(Figure collection entries)
· · · · ·

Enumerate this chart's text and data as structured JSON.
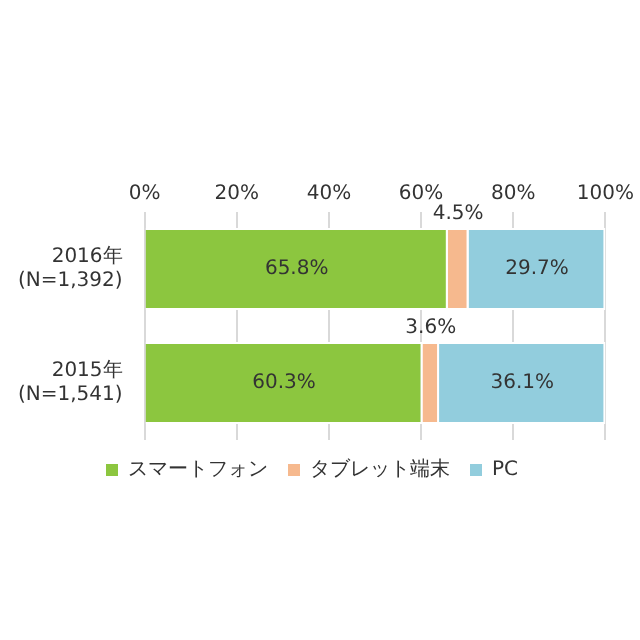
{
  "chart_data": {
    "type": "bar",
    "orientation": "horizontal",
    "stacked": true,
    "categories": [
      "2016年\n(N=1,392)",
      "2015年\n(N=1,541)"
    ],
    "series": [
      {
        "name": "スマートフォン",
        "color": "#8cc63f",
        "values": [
          65.8,
          60.3
        ],
        "value_labels": [
          "65.8%",
          "60.3%"
        ]
      },
      {
        "name": "タブレット端末",
        "color": "#f6b98e",
        "values": [
          4.5,
          3.6
        ],
        "value_labels": [
          "4.5%",
          "3.6%"
        ]
      },
      {
        "name": "PC",
        "color": "#92cddd",
        "values": [
          29.7,
          36.1
        ],
        "value_labels": [
          "29.7%",
          "36.1%"
        ]
      }
    ],
    "xlim": [
      0,
      100
    ],
    "xticks": [
      {
        "value": 0,
        "label": "0%"
      },
      {
        "value": 20,
        "label": "20%"
      },
      {
        "value": 40,
        "label": "40%"
      },
      {
        "value": 60,
        "label": "60%"
      },
      {
        "value": 80,
        "label": "80%"
      },
      {
        "value": 100,
        "label": "100%"
      }
    ],
    "grid": "x",
    "legend": "bottom"
  }
}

· · · · ·

→ **DESCRIPTION OF THE TASK**
Scan the material above for the string "color" and return the lines that hold it.

→ **THE RESULT**
        "color": "#8cc63f",
        "color": "#f6b98e",
        "color": "#92cddd",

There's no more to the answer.